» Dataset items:
[start]

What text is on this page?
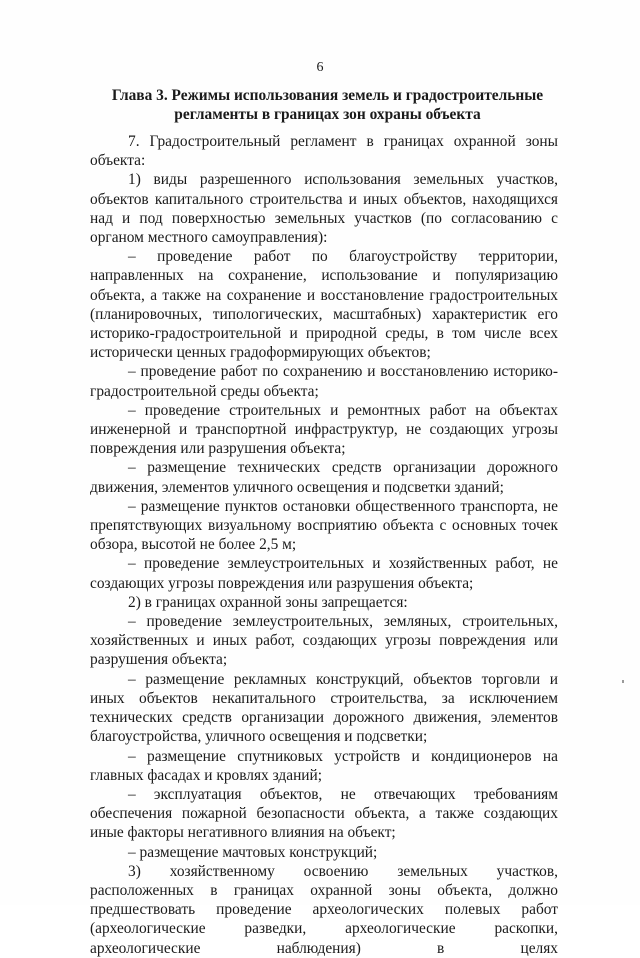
6
Глава 3. Режимы использования земель и градостроительные
регламенты в границах зон охраны объекта

7. Градостроительный регламент в границах охранной зоны объекта:

1) виды разрешенного использования земельных участков, объектов капитального строительства и иных объектов, находящихся над и под поверхностью земельных участков (по согласованию с органом местного самоуправления):

– проведение работ по благоустройству территории, направленных на сохранение, использование и популяризацию объекта, а также на сохранение и восстановление градостроительных (планировочных, типологических, масштабных) характеристик его историко-градостроительной и природной среды, в том числе всех исторически ценных градоформирующих объектов;

– проведение работ по сохранению и восстановлению историко-градостроительной среды объекта;

– проведение строительных и ремонтных работ на объектах инженерной и транспортной инфраструктур, не создающих угрозы повреждения или разрушения объекта;

– размещение технических средств организации дорожного движения, элементов уличного освещения и подсветки зданий;

– размещение пунктов остановки общественного транспорта, не препятствующих визуальному восприятию объекта с основных точек обзора, высотой не более 2,5 м;

– проведение землеустроительных и хозяйственных работ, не создающих угрозы повреждения или разрушения объекта;

2) в границах охранной зоны запрещается:

– проведение землеустроительных, земляных, строительных, хозяйственных и иных работ, создающих угрозы повреждения или разрушения объекта;

– размещение рекламных конструкций, объектов торговли и иных объектов некапитального строительства, за исключением технических средств организации дорожного движения, элементов благоустройства, уличного освещения и подсветки;

– размещение спутниковых устройств и кондиционеров на главных фасадах и кровлях зданий;

– эксплуатация объектов, не отвечающих требованиям обеспечения пожарной безопасности объекта, а также создающих иные факторы негативного влияния на объект;

– размещение мачтовых конструкций;

3) хозяйственному освоению земельных участков, расположенных в границах охранной зоны объекта, должно предшествовать проведение археологических полевых работ (археологические разведки, археологические раскопки, археологические наблюдения) в целях
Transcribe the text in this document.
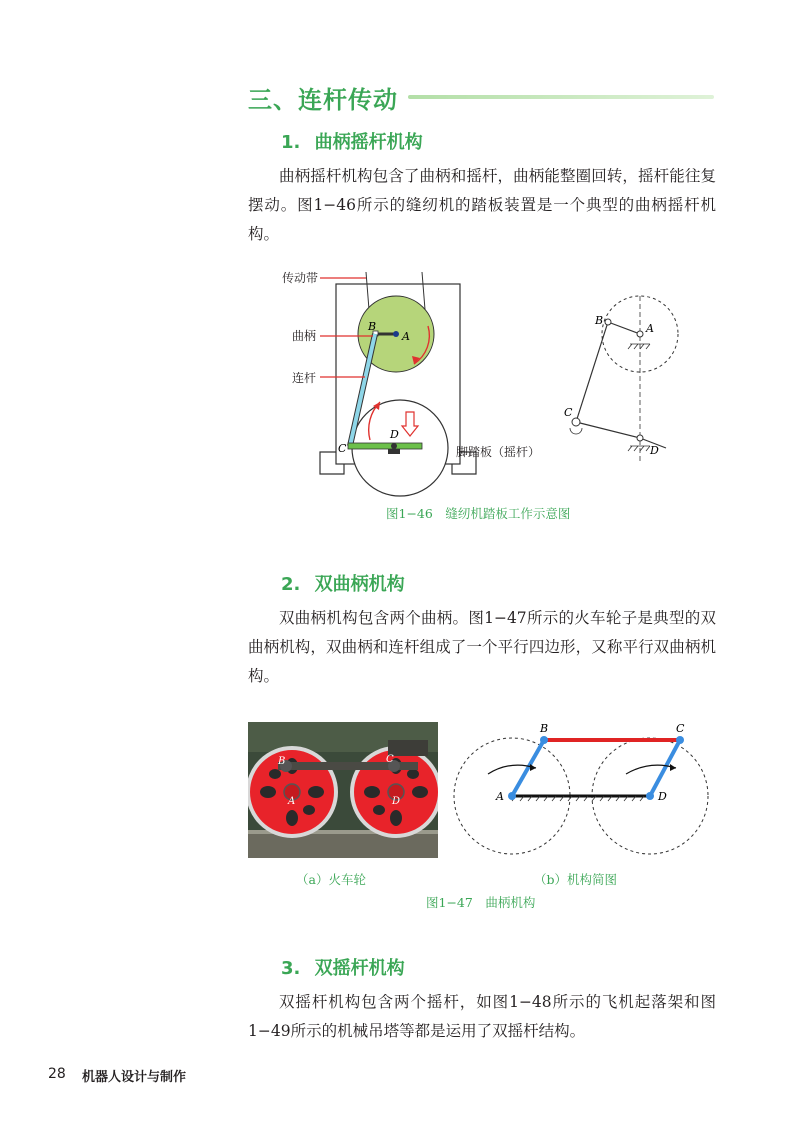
三、连杆传动
1. 曲柄摇杆机构
曲柄摇杆机构包含了曲柄和摇杆，曲柄能整圈回转，摇杆能往复摆动。图1−46所示的缝纫机的踏板装置是一个典型的曲柄摇杆机构。
传动带
曲柄
连杆
脚踏板（摇杆）
B
A
C
D
B
A
C
D
图1−46　缝纫机踏板工作示意图
2. 双曲柄机构
双曲柄机构包含两个曲柄。图1−47所示的火车轮子是典型的双曲柄机构，双曲柄和连杆组成了一个平行四边形，又称平行双曲柄机构。
B	C
A	D
B	C
A	D
（a）火车轮	（b）机构简图
图1−47　曲柄机构
3. 双摇杆机构
双摇杆机构包含两个摇杆，如图1−48所示的飞机起落架和图1−49所示的机械吊塔等都是运用了双摇杆结构。
28 机器人设计与制作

[end]

» REQUIRED TASK: Pull out all lines of the data with the string "градостроительной".

» THE COMPLETED TASK:
– проведение работ по благоустройству территории, направленных на сохранение, использование и популяризацию объекта, а также на сохранение и восстановление градостроительных (планировочных, типологических, масштабных) характеристик его историко-градостроительной и природной среды, в том числе всех исторически ценных градоформирующих объектов;
– проведение работ по сохранению и восстановлению историко-градостроительной среды объекта;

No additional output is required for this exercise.